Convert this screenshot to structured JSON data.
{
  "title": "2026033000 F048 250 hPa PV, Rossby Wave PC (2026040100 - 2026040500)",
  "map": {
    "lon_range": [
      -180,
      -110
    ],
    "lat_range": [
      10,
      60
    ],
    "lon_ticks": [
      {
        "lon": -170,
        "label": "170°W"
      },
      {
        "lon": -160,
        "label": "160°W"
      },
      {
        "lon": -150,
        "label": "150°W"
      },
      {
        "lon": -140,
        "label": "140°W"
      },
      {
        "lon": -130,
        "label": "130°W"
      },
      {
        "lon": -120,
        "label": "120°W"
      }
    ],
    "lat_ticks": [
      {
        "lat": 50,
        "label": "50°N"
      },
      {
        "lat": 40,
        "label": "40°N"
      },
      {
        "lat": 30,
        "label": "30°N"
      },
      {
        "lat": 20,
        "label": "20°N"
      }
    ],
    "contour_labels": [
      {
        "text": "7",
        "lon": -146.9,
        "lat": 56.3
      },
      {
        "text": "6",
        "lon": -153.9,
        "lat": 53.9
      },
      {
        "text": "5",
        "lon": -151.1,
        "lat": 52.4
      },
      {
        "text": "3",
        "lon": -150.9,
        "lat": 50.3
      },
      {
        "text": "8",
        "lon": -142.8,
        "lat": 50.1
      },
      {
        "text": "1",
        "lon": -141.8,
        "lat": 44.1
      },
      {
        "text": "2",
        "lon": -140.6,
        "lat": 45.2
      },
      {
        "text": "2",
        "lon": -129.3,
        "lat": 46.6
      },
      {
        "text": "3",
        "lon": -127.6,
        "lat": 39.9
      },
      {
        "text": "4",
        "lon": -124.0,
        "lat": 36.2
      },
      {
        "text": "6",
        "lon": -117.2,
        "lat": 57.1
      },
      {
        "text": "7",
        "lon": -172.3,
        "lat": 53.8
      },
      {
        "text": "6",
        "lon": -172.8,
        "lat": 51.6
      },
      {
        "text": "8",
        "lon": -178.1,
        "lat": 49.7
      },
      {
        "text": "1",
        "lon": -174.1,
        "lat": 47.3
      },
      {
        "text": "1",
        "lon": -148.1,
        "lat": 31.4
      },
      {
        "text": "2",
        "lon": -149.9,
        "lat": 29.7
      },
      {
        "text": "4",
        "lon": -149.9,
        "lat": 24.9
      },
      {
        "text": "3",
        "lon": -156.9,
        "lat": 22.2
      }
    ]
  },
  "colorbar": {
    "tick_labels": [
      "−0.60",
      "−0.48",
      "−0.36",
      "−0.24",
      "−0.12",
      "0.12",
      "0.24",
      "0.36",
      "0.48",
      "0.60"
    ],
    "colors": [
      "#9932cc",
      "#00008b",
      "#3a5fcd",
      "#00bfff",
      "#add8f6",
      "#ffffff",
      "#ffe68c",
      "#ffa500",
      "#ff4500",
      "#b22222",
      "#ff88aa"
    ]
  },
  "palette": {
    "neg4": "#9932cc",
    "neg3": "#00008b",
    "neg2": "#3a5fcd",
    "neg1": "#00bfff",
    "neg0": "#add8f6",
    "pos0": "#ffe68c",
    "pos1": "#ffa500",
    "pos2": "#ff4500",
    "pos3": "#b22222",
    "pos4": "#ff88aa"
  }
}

[Task to carry out] Exactly as written above, please repeat the entries.

[Exercise response]
Convert this screenshot to structured JSON data.
{
  "title": "2026033000 F048 250 hPa PV, Rossby Wave PC (2026040100 - 2026040500)",
  "map": {
    "lon_range": [
      -180,
      -110
    ],
    "lat_range": [
      10,
      60
    ],
    "lon_ticks": [
      {
        "lon": -170,
        "label": "170°W"
      },
      {
        "lon": -160,
        "label": "160°W"
      },
      {
        "lon": -150,
        "label": "150°W"
      },
      {
        "lon": -140,
        "label": "140°W"
      },
      {
        "lon": -130,
        "label": "130°W"
      },
      {
        "lon": -120,
        "label": "120°W"
      }
    ],
    "lat_ticks": [
      {
        "lat": 50,
        "label": "50°N"
      },
      {
        "lat": 40,
        "label": "40°N"
      },
      {
        "lat": 30,
        "label": "30°N"
      },
      {
        "lat": 20,
        "label": "20°N"
      }
    ],
    "contour_labels": [
      {
        "text": "7",
        "lon": -146.9,
        "lat": 56.3
      },
      {
        "text": "6",
        "lon": -153.9,
        "lat": 53.9
      },
      {
        "text": "5",
        "lon": -151.1,
        "lat": 52.4
      },
      {
        "text": "3",
        "lon": -150.9,
        "lat": 50.3
      },
      {
        "text": "8",
        "lon": -142.8,
        "lat": 50.1
      },
      {
        "text": "1",
        "lon": -141.8,
        "lat": 44.1
      },
      {
        "text": "2",
        "lon": -140.6,
        "lat": 45.2
      },
      {
        "text": "2",
        "lon": -129.3,
        "lat": 46.6
      },
      {
        "text": "3",
        "lon": -127.6,
        "lat": 39.9
      },
      {
        "text": "4",
        "lon": -124.0,
        "lat": 36.2
      },
      {
        "text": "6",
        "lon": -117.2,
        "lat": 57.1
      },
      {
        "text": "7",
        "lon": -172.3,
        "lat": 53.8
      },
      {
        "text": "6",
        "lon": -172.8,
        "lat": 51.6
      },
      {
        "text": "8",
        "lon": -178.1,
        "lat": 49.7
      },
      {
        "text": "1",
        "lon": -174.1,
        "lat": 47.3
      },
      {
        "text": "1",
        "lon": -148.1,
        "lat": 31.4
      },
      {
        "text": "2",
        "lon": -149.9,
        "lat": 29.7
      },
      {
        "text": "4",
        "lon": -149.9,
        "lat": 24.9
      },
      {
        "text": "3",
        "lon": -156.9,
        "lat": 22.2
      }
    ]
  },
  "colorbar": {
    "tick_labels": [
      "−0.60",
      "−0.48",
      "−0.36",
      "−0.24",
      "−0.12",
      "0.12",
      "0.24",
      "0.36",
      "0.48",
      "0.60"
    ],
    "colors": [
      "#9932cc",
      "#00008b",
      "#3a5fcd",
      "#00bfff",
      "#add8f6",
      "#ffffff",
      "#ffe68c",
      "#ffa500",
      "#ff4500",
      "#b22222",
      "#ff88aa"
    ]
  },
  "palette": {
    "neg4": "#9932cc",
    "neg3": "#00008b",
    "neg2": "#3a5fcd",
    "neg1": "#00bfff",
    "neg0": "#add8f6",
    "pos0": "#ffe68c",
    "pos1": "#ffa500",
    "pos2": "#ff4500",
    "pos3": "#b22222",
    "pos4": "#ff88aa"
  }
}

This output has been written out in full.